_Given request_: Write out the material exactly, without any of its pictures.

(Raw records)

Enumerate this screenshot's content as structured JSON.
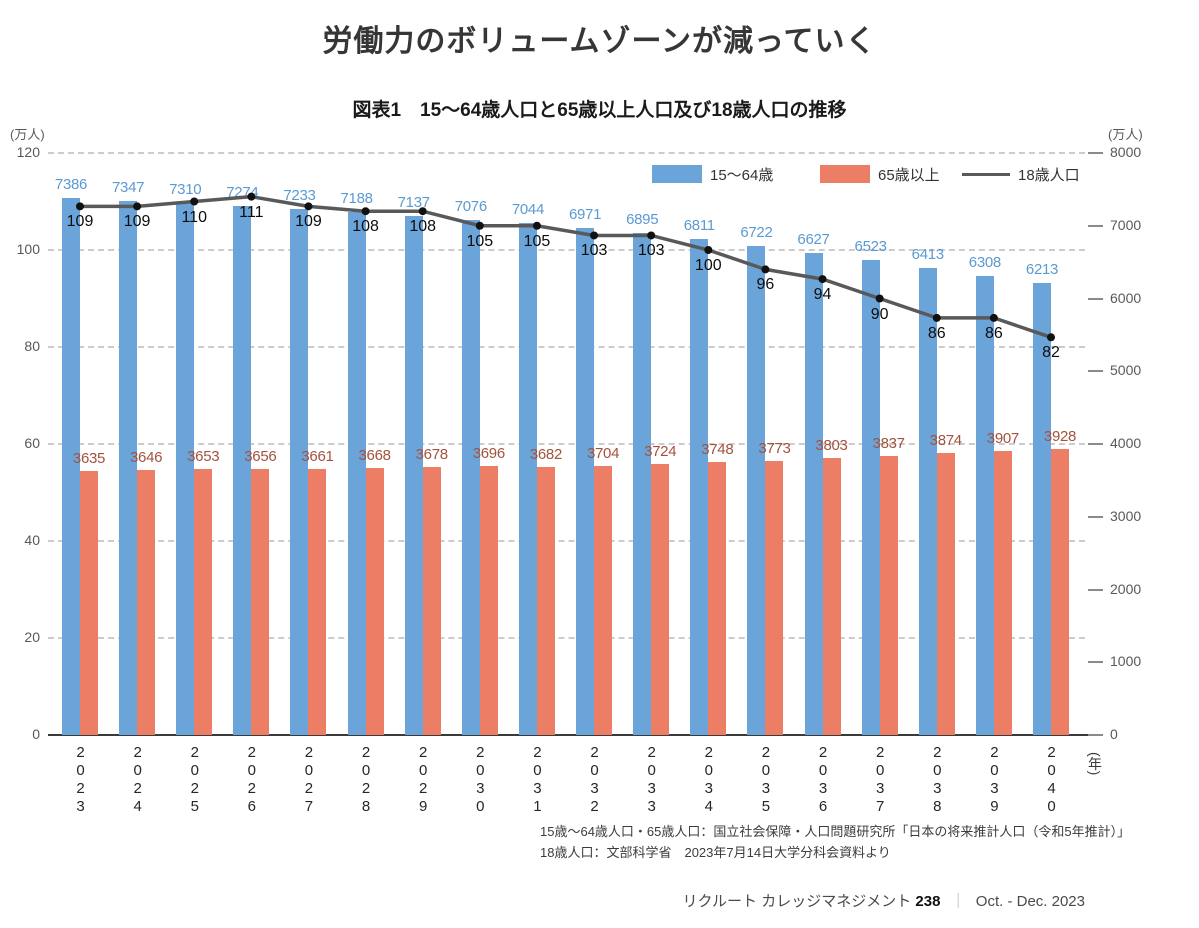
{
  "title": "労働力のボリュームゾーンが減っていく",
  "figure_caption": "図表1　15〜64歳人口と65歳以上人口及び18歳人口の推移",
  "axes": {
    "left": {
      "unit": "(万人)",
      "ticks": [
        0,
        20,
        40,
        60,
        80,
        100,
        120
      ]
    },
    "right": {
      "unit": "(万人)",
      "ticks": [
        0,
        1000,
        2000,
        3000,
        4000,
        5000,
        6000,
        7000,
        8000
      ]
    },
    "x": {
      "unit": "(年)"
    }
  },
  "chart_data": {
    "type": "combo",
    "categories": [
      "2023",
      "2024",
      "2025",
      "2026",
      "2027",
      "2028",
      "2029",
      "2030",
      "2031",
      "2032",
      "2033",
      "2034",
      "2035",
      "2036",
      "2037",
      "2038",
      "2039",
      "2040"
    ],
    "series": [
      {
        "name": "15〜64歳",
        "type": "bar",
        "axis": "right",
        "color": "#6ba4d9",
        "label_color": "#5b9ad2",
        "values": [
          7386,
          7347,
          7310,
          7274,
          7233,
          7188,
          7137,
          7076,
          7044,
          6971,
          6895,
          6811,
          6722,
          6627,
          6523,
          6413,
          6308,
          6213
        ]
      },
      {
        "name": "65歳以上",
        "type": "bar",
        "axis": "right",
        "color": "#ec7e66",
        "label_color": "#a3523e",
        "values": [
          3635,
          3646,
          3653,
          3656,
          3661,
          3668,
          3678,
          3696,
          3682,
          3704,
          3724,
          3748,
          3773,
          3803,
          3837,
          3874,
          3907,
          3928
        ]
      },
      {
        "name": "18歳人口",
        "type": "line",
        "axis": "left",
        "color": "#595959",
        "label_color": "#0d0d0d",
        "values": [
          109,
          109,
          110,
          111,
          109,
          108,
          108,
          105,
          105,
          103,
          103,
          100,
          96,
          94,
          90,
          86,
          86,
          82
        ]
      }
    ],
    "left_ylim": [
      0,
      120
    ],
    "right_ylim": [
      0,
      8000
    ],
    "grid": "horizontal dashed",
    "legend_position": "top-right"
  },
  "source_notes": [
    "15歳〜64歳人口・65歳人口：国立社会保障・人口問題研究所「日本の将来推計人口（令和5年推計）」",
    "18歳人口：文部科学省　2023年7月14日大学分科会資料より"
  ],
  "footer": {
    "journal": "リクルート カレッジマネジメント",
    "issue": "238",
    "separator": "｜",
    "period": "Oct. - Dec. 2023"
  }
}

_Solution to the exercise_:
Enumerate this screenshot's content as structured JSON.
{
  "title": "労働力のボリュームゾーンが減っていく",
  "figure_caption": "図表1　15〜64歳人口と65歳以上人口及び18歳人口の推移",
  "axes": {
    "left": {
      "unit": "(万人)",
      "ticks": [
        0,
        20,
        40,
        60,
        80,
        100,
        120
      ]
    },
    "right": {
      "unit": "(万人)",
      "ticks": [
        0,
        1000,
        2000,
        3000,
        4000,
        5000,
        6000,
        7000,
        8000
      ]
    },
    "x": {
      "unit": "(年)"
    }
  },
  "chart_data": {
    "type": "combo",
    "categories": [
      "2023",
      "2024",
      "2025",
      "2026",
      "2027",
      "2028",
      "2029",
      "2030",
      "2031",
      "2032",
      "2033",
      "2034",
      "2035",
      "2036",
      "2037",
      "2038",
      "2039",
      "2040"
    ],
    "series": [
      {
        "name": "15〜64歳",
        "type": "bar",
        "axis": "right",
        "color": "#6ba4d9",
        "label_color": "#5b9ad2",
        "values": [
          7386,
          7347,
          7310,
          7274,
          7233,
          7188,
          7137,
          7076,
          7044,
          6971,
          6895,
          6811,
          6722,
          6627,
          6523,
          6413,
          6308,
          6213
        ]
      },
      {
        "name": "65歳以上",
        "type": "bar",
        "axis": "right",
        "color": "#ec7e66",
        "label_color": "#a3523e",
        "values": [
          3635,
          3646,
          3653,
          3656,
          3661,
          3668,
          3678,
          3696,
          3682,
          3704,
          3724,
          3748,
          3773,
          3803,
          3837,
          3874,
          3907,
          3928
        ]
      },
      {
        "name": "18歳人口",
        "type": "line",
        "axis": "left",
        "color": "#595959",
        "label_color": "#0d0d0d",
        "values": [
          109,
          109,
          110,
          111,
          109,
          108,
          108,
          105,
          105,
          103,
          103,
          100,
          96,
          94,
          90,
          86,
          86,
          82
        ]
      }
    ],
    "left_ylim": [
      0,
      120
    ],
    "right_ylim": [
      0,
      8000
    ],
    "grid": "horizontal dashed",
    "legend_position": "top-right"
  },
  "source_notes": [
    "15歳〜64歳人口・65歳人口：国立社会保障・人口問題研究所「日本の将来推計人口（令和5年推計）」",
    "18歳人口：文部科学省　2023年7月14日大学分科会資料より"
  ],
  "footer": {
    "journal": "リクルート カレッジマネジメント",
    "issue": "238",
    "separator": "｜",
    "period": "Oct. - Dec. 2023"
  }
}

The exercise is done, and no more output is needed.